> PROMPT:
Give every entry again, word for word.

◆ ◆ ◆ ◆

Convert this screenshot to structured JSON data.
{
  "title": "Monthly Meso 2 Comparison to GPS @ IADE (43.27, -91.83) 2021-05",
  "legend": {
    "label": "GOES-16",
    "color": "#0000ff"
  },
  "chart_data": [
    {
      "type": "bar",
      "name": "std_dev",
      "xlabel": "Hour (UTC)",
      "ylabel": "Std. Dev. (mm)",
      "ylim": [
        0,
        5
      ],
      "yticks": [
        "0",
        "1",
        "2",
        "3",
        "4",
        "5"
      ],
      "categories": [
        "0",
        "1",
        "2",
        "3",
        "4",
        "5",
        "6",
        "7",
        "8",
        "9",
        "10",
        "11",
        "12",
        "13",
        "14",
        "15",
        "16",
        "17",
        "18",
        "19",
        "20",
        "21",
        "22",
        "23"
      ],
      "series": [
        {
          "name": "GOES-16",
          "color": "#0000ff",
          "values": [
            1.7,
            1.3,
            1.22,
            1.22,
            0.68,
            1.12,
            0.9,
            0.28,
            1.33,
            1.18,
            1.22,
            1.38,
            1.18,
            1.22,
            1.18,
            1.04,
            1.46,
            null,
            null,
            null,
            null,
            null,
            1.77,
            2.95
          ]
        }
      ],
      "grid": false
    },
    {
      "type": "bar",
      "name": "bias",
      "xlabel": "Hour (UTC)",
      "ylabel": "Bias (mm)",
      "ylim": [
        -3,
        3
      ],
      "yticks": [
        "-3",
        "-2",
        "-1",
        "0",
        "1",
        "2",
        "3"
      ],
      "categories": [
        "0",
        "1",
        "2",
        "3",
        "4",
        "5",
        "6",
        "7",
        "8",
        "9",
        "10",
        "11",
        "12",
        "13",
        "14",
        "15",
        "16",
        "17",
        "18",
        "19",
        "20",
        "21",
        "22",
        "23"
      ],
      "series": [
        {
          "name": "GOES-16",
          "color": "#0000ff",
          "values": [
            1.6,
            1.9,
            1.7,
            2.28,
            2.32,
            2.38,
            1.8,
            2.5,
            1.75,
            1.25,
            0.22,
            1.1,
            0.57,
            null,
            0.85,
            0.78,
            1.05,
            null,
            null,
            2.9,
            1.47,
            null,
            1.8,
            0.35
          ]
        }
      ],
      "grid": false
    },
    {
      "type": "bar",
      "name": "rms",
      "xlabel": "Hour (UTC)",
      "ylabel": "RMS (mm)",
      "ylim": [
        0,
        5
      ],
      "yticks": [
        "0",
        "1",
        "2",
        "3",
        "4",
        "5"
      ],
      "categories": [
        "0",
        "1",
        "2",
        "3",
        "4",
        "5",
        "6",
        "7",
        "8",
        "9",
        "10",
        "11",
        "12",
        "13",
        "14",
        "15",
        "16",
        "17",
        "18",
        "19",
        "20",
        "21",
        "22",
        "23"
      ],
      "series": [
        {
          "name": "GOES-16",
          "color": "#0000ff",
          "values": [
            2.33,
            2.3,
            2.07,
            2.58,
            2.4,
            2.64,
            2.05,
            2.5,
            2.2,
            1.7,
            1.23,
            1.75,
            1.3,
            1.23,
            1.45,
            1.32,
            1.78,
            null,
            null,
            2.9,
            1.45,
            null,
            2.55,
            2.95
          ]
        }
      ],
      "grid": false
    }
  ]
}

◆ ◆ ◆ ◆

> RESPONSE TO THE EXERCISE:
Convert this screenshot to structured JSON data.
{
  "title": "Monthly Meso 2 Comparison to GPS @ IADE (43.27, -91.83) 2021-05",
  "legend": {
    "label": "GOES-16",
    "color": "#0000ff"
  },
  "chart_data": [
    {
      "type": "bar",
      "name": "std_dev",
      "xlabel": "Hour (UTC)",
      "ylabel": "Std. Dev. (mm)",
      "ylim": [
        0,
        5
      ],
      "yticks": [
        "0",
        "1",
        "2",
        "3",
        "4",
        "5"
      ],
      "categories": [
        "0",
        "1",
        "2",
        "3",
        "4",
        "5",
        "6",
        "7",
        "8",
        "9",
        "10",
        "11",
        "12",
        "13",
        "14",
        "15",
        "16",
        "17",
        "18",
        "19",
        "20",
        "21",
        "22",
        "23"
      ],
      "series": [
        {
          "name": "GOES-16",
          "color": "#0000ff",
          "values": [
            1.7,
            1.3,
            1.22,
            1.22,
            0.68,
            1.12,
            0.9,
            0.28,
            1.33,
            1.18,
            1.22,
            1.38,
            1.18,
            1.22,
            1.18,
            1.04,
            1.46,
            null,
            null,
            null,
            null,
            null,
            1.77,
            2.95
          ]
        }
      ],
      "grid": false
    },
    {
      "type": "bar",
      "name": "bias",
      "xlabel": "Hour (UTC)",
      "ylabel": "Bias (mm)",
      "ylim": [
        -3,
        3
      ],
      "yticks": [
        "-3",
        "-2",
        "-1",
        "0",
        "1",
        "2",
        "3"
      ],
      "categories": [
        "0",
        "1",
        "2",
        "3",
        "4",
        "5",
        "6",
        "7",
        "8",
        "9",
        "10",
        "11",
        "12",
        "13",
        "14",
        "15",
        "16",
        "17",
        "18",
        "19",
        "20",
        "21",
        "22",
        "23"
      ],
      "series": [
        {
          "name": "GOES-16",
          "color": "#0000ff",
          "values": [
            1.6,
            1.9,
            1.7,
            2.28,
            2.32,
            2.38,
            1.8,
            2.5,
            1.75,
            1.25,
            0.22,
            1.1,
            0.57,
            null,
            0.85,
            0.78,
            1.05,
            null,
            null,
            2.9,
            1.47,
            null,
            1.8,
            0.35
          ]
        }
      ],
      "grid": false
    },
    {
      "type": "bar",
      "name": "rms",
      "xlabel": "Hour (UTC)",
      "ylabel": "RMS (mm)",
      "ylim": [
        0,
        5
      ],
      "yticks": [
        "0",
        "1",
        "2",
        "3",
        "4",
        "5"
      ],
      "categories": [
        "0",
        "1",
        "2",
        "3",
        "4",
        "5",
        "6",
        "7",
        "8",
        "9",
        "10",
        "11",
        "12",
        "13",
        "14",
        "15",
        "16",
        "17",
        "18",
        "19",
        "20",
        "21",
        "22",
        "23"
      ],
      "series": [
        {
          "name": "GOES-16",
          "color": "#0000ff",
          "values": [
            2.33,
            2.3,
            2.07,
            2.58,
            2.4,
            2.64,
            2.05,
            2.5,
            2.2,
            1.7,
            1.23,
            1.75,
            1.3,
            1.23,
            1.45,
            1.32,
            1.78,
            null,
            null,
            2.9,
            1.45,
            null,
            2.55,
            2.95
          ]
        }
      ],
      "grid": false
    }
  ]
}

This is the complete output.